Extract all data as written.
**** MATERIAL FOR THIS EXERCISE
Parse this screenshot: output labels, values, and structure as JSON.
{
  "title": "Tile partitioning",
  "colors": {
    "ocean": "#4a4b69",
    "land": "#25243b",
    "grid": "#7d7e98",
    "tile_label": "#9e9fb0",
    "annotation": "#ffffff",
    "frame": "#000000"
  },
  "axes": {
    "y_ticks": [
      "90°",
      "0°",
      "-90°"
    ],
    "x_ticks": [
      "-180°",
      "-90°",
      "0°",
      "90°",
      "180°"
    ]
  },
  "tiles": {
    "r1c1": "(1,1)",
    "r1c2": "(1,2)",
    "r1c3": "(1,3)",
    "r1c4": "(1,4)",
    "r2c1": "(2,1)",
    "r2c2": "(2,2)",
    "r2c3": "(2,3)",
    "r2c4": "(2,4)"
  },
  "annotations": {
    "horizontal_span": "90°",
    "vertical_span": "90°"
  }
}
********
OUTPUT BELOW:
Parse this screenshot: output labels, values, and structure as JSON.
{
  "title": "Tile partitioning",
  "colors": {
    "ocean": "#4a4b69",
    "land": "#25243b",
    "grid": "#7d7e98",
    "tile_label": "#9e9fb0",
    "annotation": "#ffffff",
    "frame": "#000000"
  },
  "axes": {
    "y_ticks": [
      "90°",
      "0°",
      "-90°"
    ],
    "x_ticks": [
      "-180°",
      "-90°",
      "0°",
      "90°",
      "180°"
    ]
  },
  "tiles": {
    "r1c1": "(1,1)",
    "r1c2": "(1,2)",
    "r1c3": "(1,3)",
    "r1c4": "(1,4)",
    "r2c1": "(2,1)",
    "r2c2": "(2,2)",
    "r2c3": "(2,3)",
    "r2c4": "(2,4)"
  },
  "annotations": {
    "horizontal_span": "90°",
    "vertical_span": "90°"
  }
}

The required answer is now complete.